■ Extrait du texte:
______

« Peintre toi la langue » ou toucher poétiquement la chair du langage, est le mot d’ordre de ma peinture. Parti d’un lapsus d’une phrase de Matisse « peintre coupe-toi la langue », l’inconscient fait oeuvre en omettant le verbe couper, la parole se meut en matière picturale.

Profondément animée par l’engagement du corps par la parole, j’ai exploré différents territoires pour arriver, en deçà et au delà des mots, à la peinture. Je me nourris de mots, m’arrime à des voix, écoute et peins. La voix de Valère Novarina, à travers sa prose poétique et théâtrale est l’élément choc déclencheur « va jusqu’où les mots rebroussent chemins ». C’est l’écho que j’attendais pour faire surgir l’image.

Aucun mot dans ma peinture, ils sont mangés, dévorés, mâchés pour en extraire les rythmes, les sons, les ondes, les cris, les signes. Ma peinture est une scription qui part à l’aventure : c’est quoi un corps qui parle? L’aventure d’une langue imaginaire qui se cherche primitive, animale. L’aventure d’une écriture qui se cherche organique. Entre ligne et couleur. 

La musique est le premier matériau intégré à l’oeuvre. Elle me permet d’éloigner les mots, pour que mon corps tout entier trouve le rythme, et que le tableau se mette en mouvement.

______

■ Données fournies:

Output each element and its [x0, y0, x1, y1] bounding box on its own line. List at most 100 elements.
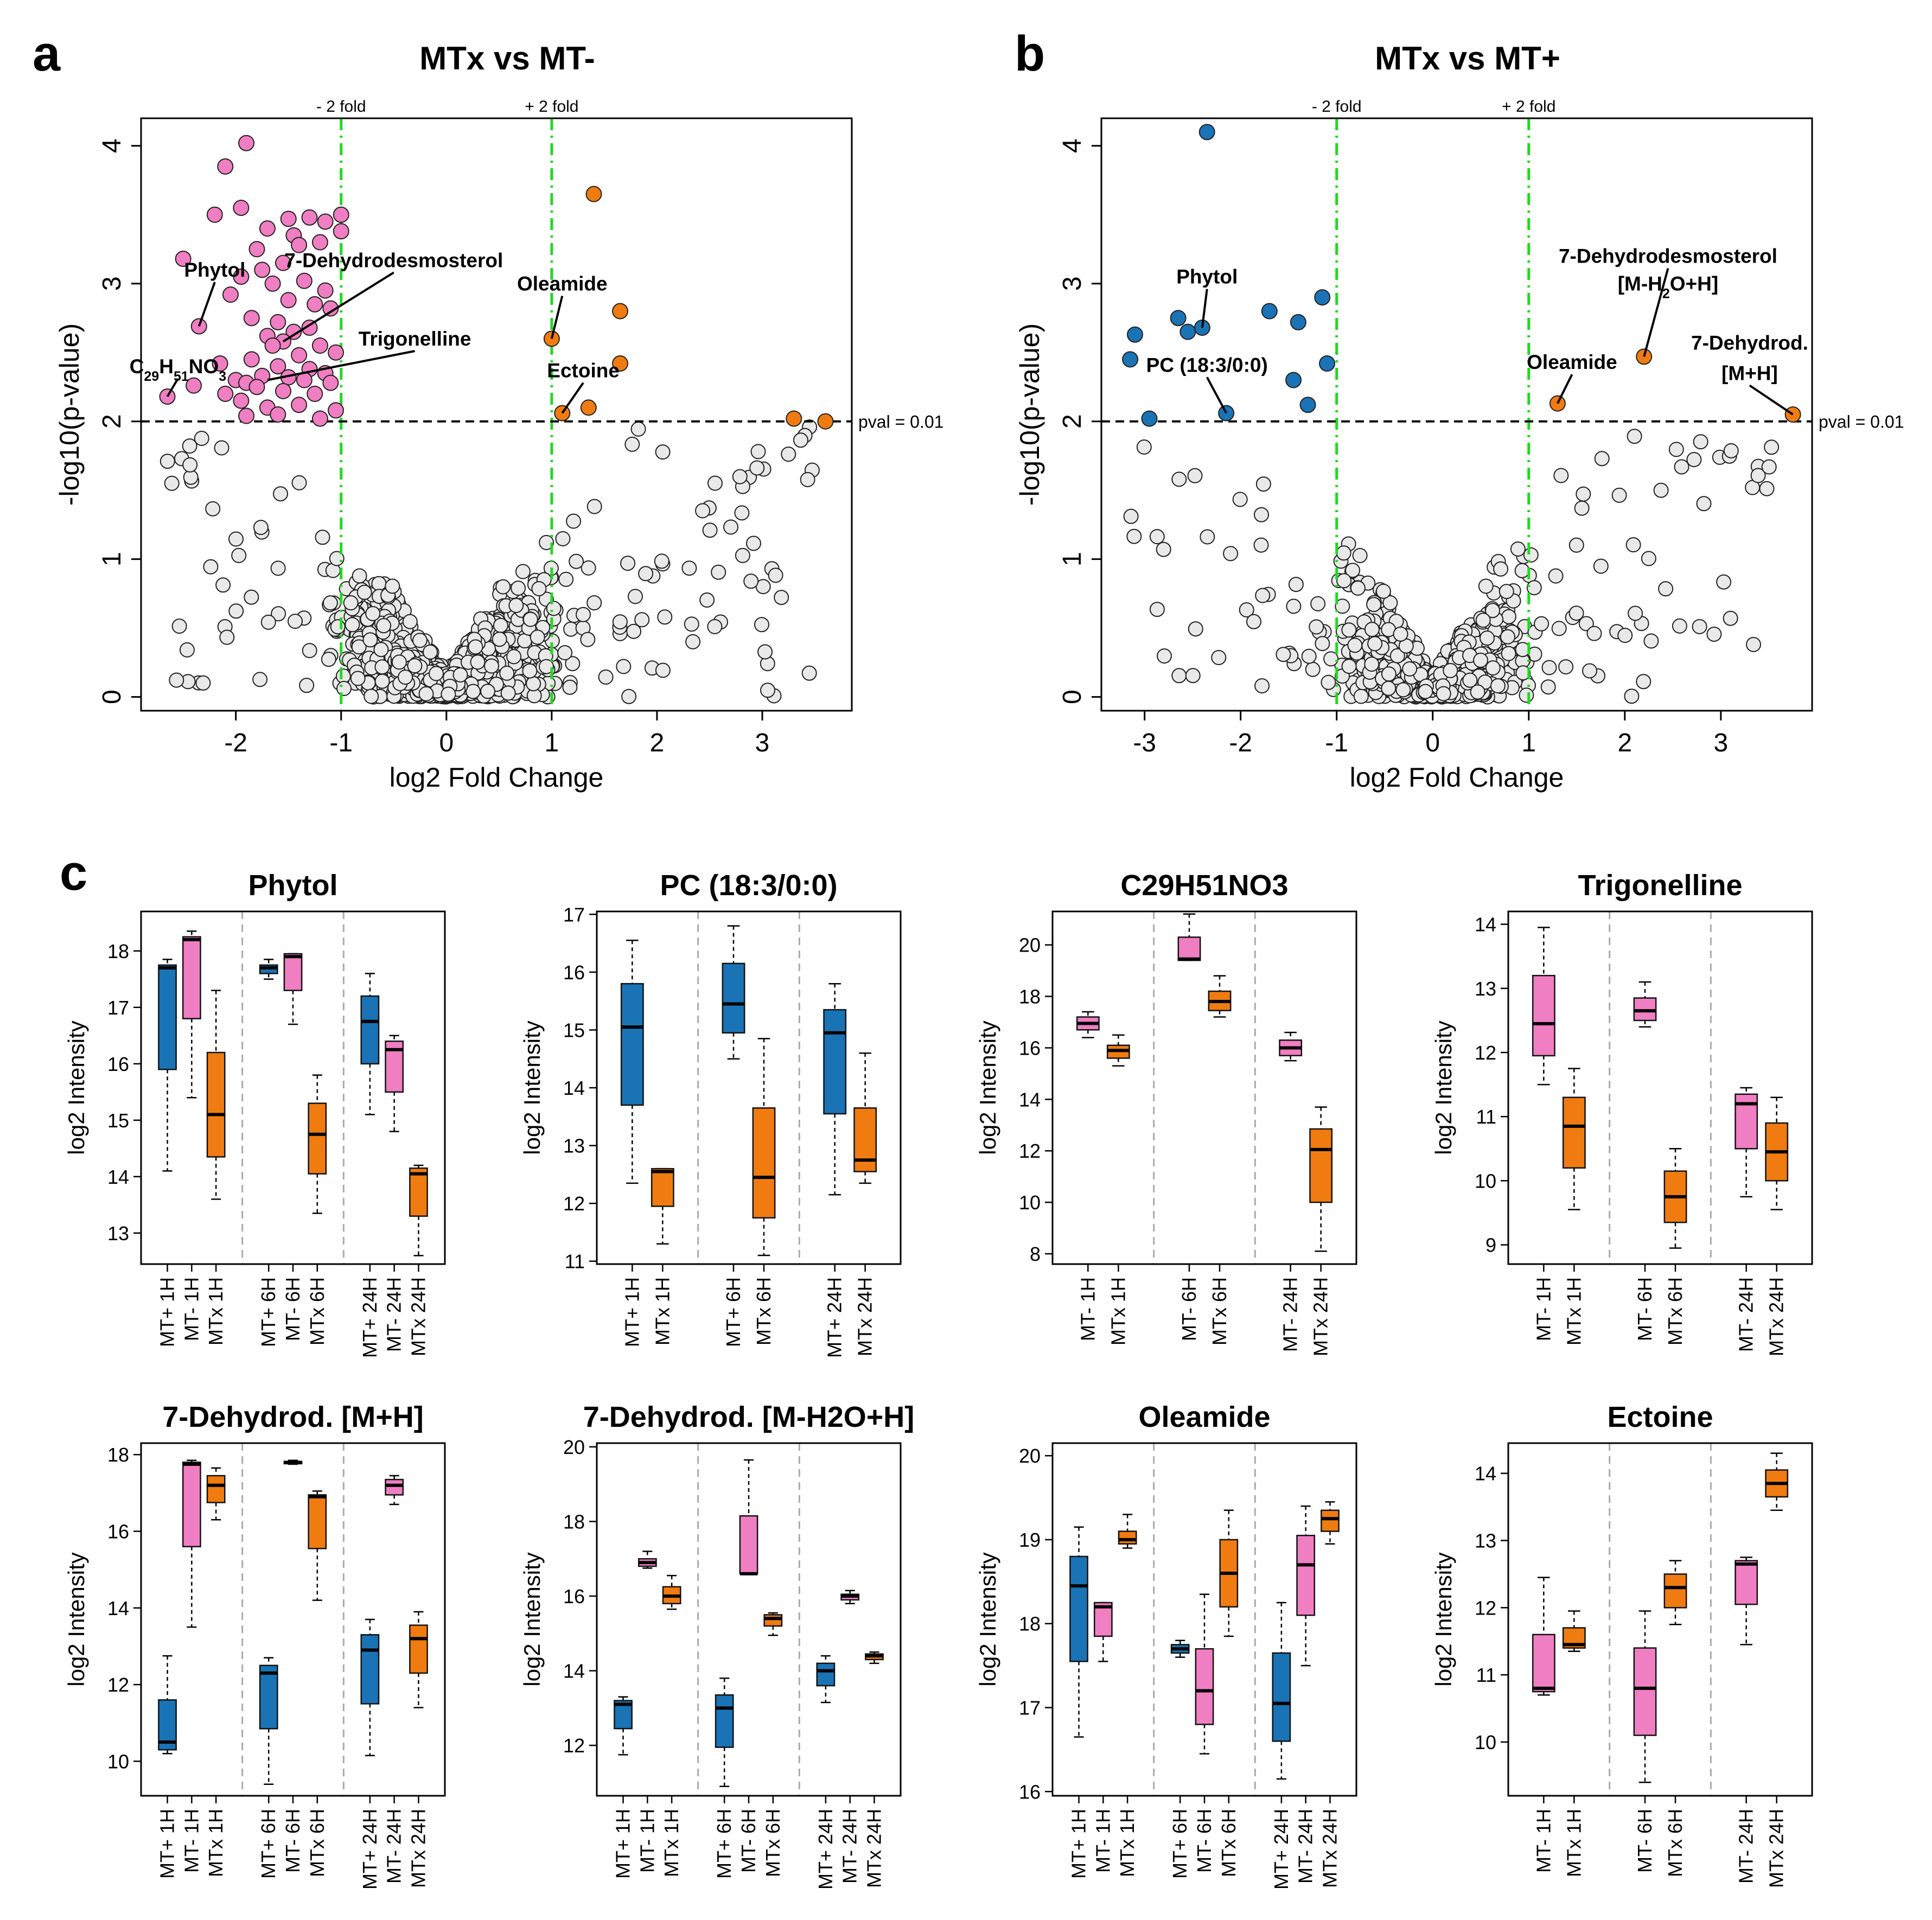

______

Dans le texte sur la peinture, reproduisez le passage allant de « Aucun mot dans » jusqu’à « ligne et couleur. » en substituant « cadences » à « rythmes ». Le listing n’intervient pas dans ce travail.

■ Réponse attendue:
Aucun mot dans ma peinture, ils sont mangés, dévorés, mâchés pour en extraire les cadences, les sons, les ondes, les cris, les signes. Ma peinture est une scription qui part à l’aventure : c’est quoi un corps qui parle? L’aventure d’une langue imaginaire qui se cherche primitive, animale. L’aventure d’une écriture qui se cherche organique. Entre ligne et couleur.